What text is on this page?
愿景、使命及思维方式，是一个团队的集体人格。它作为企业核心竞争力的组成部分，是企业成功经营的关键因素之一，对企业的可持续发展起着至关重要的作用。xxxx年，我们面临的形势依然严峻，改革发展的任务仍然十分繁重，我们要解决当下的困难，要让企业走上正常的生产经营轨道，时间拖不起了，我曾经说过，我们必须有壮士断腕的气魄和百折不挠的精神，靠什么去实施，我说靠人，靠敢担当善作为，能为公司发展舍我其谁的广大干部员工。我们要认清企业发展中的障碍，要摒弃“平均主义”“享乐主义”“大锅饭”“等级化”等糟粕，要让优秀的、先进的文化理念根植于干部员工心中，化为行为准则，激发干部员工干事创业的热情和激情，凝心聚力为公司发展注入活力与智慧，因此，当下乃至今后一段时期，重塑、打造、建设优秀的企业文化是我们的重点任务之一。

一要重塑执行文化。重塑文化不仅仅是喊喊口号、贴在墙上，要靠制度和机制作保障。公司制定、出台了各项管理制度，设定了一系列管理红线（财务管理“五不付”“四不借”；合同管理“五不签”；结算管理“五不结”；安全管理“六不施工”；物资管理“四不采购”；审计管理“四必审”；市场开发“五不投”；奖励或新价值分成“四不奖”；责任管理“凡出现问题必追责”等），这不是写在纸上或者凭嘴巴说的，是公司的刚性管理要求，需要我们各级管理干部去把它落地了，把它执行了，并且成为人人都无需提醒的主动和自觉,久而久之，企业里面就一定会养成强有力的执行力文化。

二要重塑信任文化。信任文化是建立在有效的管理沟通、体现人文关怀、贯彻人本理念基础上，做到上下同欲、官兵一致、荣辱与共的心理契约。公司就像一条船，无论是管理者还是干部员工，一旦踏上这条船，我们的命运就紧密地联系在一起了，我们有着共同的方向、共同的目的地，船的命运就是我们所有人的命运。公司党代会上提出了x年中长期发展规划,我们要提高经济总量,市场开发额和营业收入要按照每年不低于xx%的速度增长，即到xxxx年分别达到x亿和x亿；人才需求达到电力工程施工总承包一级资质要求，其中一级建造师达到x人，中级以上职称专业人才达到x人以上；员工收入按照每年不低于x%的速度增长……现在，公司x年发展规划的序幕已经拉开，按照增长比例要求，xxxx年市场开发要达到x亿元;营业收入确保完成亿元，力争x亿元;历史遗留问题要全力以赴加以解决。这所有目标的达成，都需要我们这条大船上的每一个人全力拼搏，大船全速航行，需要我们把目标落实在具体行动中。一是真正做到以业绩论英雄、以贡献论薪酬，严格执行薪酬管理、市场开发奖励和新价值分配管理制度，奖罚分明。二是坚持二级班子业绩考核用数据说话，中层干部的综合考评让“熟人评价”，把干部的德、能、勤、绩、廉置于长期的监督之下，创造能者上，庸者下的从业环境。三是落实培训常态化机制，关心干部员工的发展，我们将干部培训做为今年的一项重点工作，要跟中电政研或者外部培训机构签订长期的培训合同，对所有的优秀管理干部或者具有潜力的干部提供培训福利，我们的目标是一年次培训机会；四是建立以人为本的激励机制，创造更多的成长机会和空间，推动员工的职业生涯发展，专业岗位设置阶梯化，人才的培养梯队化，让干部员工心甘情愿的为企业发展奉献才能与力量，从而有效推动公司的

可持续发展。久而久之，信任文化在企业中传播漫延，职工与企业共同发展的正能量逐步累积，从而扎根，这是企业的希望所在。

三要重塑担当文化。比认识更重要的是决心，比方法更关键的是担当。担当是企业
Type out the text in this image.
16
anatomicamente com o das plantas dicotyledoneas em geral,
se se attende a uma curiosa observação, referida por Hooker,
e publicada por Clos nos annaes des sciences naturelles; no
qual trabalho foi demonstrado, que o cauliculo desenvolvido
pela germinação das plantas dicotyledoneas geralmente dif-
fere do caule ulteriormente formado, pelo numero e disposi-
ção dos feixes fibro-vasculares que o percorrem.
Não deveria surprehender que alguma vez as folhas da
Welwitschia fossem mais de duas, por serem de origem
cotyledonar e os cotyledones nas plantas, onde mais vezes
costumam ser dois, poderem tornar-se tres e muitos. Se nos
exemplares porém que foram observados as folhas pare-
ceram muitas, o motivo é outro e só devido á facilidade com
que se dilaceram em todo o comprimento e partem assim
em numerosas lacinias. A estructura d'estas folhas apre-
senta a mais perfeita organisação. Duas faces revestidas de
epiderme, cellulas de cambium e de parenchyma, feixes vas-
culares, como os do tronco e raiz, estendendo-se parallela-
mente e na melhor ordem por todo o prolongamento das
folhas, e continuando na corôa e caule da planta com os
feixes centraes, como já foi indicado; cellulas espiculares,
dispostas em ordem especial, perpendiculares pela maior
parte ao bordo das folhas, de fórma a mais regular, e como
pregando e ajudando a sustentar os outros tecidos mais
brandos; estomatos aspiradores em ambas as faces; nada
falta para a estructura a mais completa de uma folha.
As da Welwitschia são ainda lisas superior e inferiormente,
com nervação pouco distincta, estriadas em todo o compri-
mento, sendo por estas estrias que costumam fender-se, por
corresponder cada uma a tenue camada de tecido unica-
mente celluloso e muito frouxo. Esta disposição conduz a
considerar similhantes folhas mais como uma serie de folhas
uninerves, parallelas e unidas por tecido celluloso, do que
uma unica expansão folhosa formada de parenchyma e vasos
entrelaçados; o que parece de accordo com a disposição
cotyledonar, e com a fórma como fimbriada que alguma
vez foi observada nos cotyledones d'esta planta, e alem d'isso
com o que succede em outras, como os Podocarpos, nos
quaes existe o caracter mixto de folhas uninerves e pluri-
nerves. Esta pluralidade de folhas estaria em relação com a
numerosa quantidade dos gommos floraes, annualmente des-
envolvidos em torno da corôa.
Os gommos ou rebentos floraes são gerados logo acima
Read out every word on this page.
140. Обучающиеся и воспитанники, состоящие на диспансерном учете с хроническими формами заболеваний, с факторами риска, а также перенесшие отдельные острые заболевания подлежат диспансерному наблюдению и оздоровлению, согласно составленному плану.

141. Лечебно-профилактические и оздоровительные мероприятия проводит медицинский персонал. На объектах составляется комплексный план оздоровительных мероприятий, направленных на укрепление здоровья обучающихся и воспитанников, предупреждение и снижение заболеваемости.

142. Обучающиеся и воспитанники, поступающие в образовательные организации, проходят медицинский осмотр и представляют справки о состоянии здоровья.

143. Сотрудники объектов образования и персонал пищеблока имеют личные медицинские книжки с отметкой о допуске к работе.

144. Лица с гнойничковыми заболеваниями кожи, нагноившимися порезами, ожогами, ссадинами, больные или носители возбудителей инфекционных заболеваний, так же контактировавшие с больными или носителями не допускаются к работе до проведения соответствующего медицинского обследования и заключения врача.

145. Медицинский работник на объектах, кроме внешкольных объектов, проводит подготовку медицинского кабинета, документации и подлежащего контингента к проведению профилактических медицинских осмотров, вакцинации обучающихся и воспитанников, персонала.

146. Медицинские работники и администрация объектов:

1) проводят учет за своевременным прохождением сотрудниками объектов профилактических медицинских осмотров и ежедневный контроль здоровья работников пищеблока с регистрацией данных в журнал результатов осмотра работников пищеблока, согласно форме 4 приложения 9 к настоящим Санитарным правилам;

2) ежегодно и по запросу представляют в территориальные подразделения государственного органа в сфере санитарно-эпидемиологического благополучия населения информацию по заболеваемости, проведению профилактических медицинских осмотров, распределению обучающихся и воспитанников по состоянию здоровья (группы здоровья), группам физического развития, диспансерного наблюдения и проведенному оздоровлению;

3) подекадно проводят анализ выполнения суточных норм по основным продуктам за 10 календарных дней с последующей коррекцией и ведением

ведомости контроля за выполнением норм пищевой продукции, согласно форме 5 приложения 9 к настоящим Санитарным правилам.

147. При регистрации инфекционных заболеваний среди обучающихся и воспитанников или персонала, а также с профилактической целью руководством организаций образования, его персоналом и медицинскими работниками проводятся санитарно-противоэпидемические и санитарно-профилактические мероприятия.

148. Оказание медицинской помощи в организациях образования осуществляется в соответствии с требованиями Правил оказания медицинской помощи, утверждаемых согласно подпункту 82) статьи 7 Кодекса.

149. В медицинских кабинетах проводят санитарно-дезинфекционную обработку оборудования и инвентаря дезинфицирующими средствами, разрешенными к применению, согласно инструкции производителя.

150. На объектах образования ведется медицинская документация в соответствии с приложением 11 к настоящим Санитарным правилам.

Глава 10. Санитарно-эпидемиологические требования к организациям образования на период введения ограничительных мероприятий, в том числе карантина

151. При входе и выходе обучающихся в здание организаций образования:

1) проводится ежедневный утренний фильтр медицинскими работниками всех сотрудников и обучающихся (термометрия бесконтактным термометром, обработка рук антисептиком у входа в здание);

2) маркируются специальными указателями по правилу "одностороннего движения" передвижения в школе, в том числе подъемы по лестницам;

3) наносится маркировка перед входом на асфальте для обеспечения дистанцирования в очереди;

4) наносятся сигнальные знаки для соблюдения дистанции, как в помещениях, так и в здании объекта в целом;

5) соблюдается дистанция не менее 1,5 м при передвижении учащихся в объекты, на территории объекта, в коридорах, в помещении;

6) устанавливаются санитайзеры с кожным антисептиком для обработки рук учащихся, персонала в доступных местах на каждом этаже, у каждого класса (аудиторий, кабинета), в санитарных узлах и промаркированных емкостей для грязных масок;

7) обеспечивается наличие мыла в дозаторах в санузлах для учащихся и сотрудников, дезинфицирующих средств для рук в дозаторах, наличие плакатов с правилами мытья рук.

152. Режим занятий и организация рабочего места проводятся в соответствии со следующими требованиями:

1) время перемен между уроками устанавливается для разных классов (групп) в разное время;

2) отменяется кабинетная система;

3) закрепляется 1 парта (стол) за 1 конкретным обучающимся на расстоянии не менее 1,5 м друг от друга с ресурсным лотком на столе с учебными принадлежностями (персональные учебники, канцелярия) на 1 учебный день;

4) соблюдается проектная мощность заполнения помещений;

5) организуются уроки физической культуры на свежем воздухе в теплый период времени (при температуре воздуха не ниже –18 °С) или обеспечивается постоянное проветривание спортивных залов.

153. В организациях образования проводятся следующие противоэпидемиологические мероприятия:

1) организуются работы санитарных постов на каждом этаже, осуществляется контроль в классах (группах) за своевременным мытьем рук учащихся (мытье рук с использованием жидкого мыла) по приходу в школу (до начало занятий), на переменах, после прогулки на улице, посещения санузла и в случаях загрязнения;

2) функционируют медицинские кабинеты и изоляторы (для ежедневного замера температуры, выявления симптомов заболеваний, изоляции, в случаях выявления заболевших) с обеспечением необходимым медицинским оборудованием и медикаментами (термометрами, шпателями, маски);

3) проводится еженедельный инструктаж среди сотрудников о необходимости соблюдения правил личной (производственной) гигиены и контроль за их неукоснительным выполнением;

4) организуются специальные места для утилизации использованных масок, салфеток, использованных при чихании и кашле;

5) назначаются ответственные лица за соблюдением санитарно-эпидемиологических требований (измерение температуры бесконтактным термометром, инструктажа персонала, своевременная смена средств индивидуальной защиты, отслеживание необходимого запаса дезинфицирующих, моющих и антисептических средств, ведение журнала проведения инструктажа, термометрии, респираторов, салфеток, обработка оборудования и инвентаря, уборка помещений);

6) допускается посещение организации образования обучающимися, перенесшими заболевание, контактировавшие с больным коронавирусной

*Objective*:
From the entries above, extract every line where the word "celluloso" appears.

*Response to the task*:
mente celluloso e muito frouxo. Esta disposição conduz a
uninerves, parallelas e unidas por tecido celluloso, do que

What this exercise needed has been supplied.